WHAT THE TASK REQUIRES –
From the entries below, gather each line containing the word "deep".

Begin

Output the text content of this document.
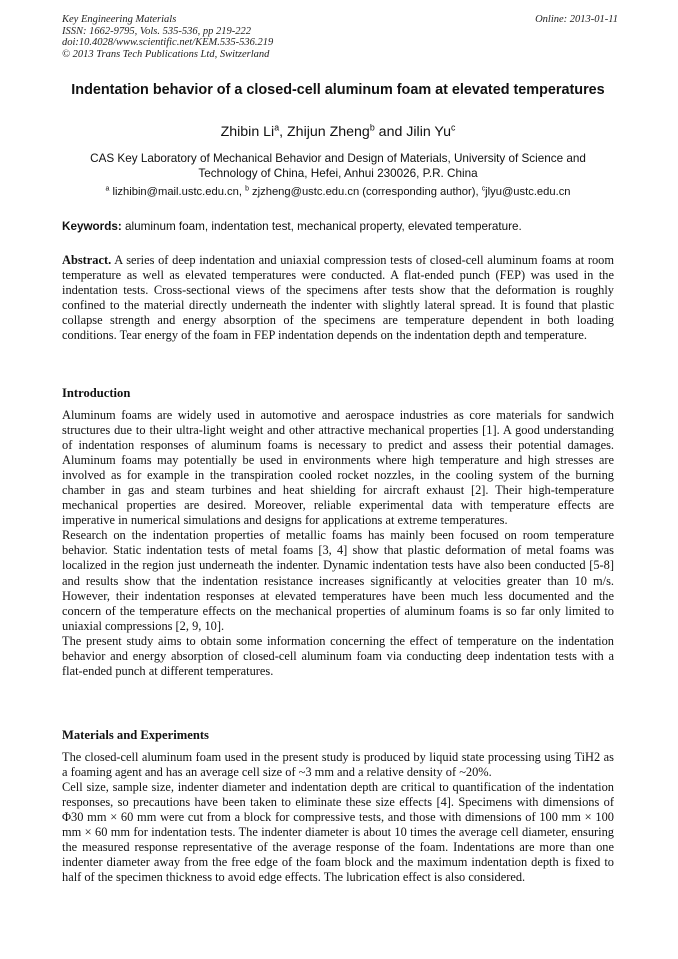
Key Engineering Materials
ISSN: 1662-9795, Vols. 535-536, pp 219-222
doi:10.4028/www.scientific.net/KEM.535-536.219
© 2013 Trans Tech Publications Ltd, Switzerland
Online: 2013-01-11
Indentation behavior of a closed-cell aluminum foam at elevated temperatures
Zhibin Li$^a$, Zhijun Zheng$^b$ and Jilin Yu$^c$
CAS Key Laboratory of Mechanical Behavior and Design of Materials, University of Science and Technology of China, Hefei, Anhui 230026, P.R. China
$^a$ lizhibin@mail.ustc.edu.cn, $^b$ zjzheng@ustc.edu.cn (corresponding author), $^c$jlyu@ustc.edu.cn
Keywords: aluminum foam, indentation test, mechanical property, elevated temperature.

Abstract. A series of deep indentation and uniaxial compression tests of closed-cell aluminum foams at room temperature as well as elevated temperatures were conducted. A flat-ended punch (FEP) was used in the indentation tests. Cross-sectional views of the specimens after tests show that the deformation is roughly confined to the material directly underneath the indenter with slightly lateral spread. It is found that plastic collapse strength and energy absorption of the specimens are temperature dependent in both loading conditions. Tear energy of the foam in FEP indentation depends on the indentation depth and temperature.

Introduction

Aluminum foams are widely used in automotive and aerospace industries as core materials for sandwich structures due to their ultra-light weight and other attractive mechanical properties [1]. A good understanding of indentation responses of aluminum foams is necessary to predict and assess their potential damages. Aluminum foams may potentially be used in environments where high temperature and high stresses are involved as for example in the transpiration cooled rocket nozzles, in the cooling system of the burning chamber in gas and steam turbines and heat shielding for aircraft exhaust [2]. Their high-temperature mechanical properties are desired. Moreover, reliable experimental data with temperature effects are imperative in numerical simulations and designs for applications at extreme temperatures.

Research on the indentation properties of metallic foams has mainly been focused on room temperature behavior. Static indentation tests of metal foams [3, 4] show that plastic deformation of metal foams was localized in the region just underneath the indenter. Dynamic indentation tests have also been conducted [5-8] and results show that the indentation resistance increases significantly at velocities greater than 10 m/s. However, their indentation responses at elevated temperatures have been much less documented and the concern of the temperature effects on the mechanical properties of aluminum foams is so far only limited to uniaxial compressions [2, 9, 10].

The present study aims to obtain some information concerning the effect of temperature on the indentation behavior and energy absorption of closed-cell aluminum foam via conducting deep indentation tests with a flat-ended punch at different temperatures.

Materials and Experiments

The closed-cell aluminum foam used in the present study is produced by liquid state processing using TiH2 as a foaming agent and has an average cell size of ~3 mm and a relative density of ~20%.

Cell size, sample size, indenter diameter and indentation depth are critical to quantification of the indentation responses, so precautions have been taken to eliminate these size effects [4]. Specimens with dimensions of Φ30 mm × 60 mm were cut from a block for compressive tests, and those with dimensions of 100 mm × 100 mm × 60 mm for indentation tests. The indenter diameter is about 10 times the average cell diameter, ensuring the measured response representative of the average response of the foam. Indentations are more than one indenter diameter away from the free edge of the foam block and the maximum indentation depth is fixed to half of the specimen thickness to avoid edge effects. The lubrication effect is also considered.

End

ANSWER –
Abstract. A series of deep indentation and uniaxial compression tests of closed-cell aluminum foams at room temperature as well as elevated temperatures were conducted. A flat-ended punch (FEP) was used in the indentation tests. Cross-sectional views of the specimens after tests show that the deformation is roughly confined to the material directly underneath the indenter with slightly lateral spread. It is found that plastic collapse strength and energy absorption of the specimens are temperature dependent in both loading conditions. Tear energy of the foam in FEP indentation depends on the indentation depth and temperature.
The present study aims to obtain some information concerning the effect of temperature on the indentation behavior and energy absorption of closed-cell aluminum foam via conducting deep indentation tests with a flat-ended punch at different temperatures.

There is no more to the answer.